Aim.
Write out the material below again, unchanged.

Records provided.
◆ ◆ ◆

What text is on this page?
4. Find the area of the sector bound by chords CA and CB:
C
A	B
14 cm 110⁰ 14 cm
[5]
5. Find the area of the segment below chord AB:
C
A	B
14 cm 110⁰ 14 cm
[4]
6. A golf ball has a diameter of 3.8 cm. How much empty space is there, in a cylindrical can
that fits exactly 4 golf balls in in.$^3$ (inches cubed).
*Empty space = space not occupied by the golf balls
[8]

◆ ◆ ◆

Answer.
What text is on this page?
4. Find the area of the sector bound by chords CA and CB:
C
A	B
14 cm 110⁰ 14 cm
[5]
5. Find the area of the segment below chord AB:
C
A	B
14 cm 110⁰ 14 cm
[4]
6. A golf ball has a diameter of 3.8 cm. How much empty space is there, in a cylindrical can
that fits exactly 4 golf balls in in.$^3$ (inches cubed).
*Empty space = space not occupied by the golf balls
[8]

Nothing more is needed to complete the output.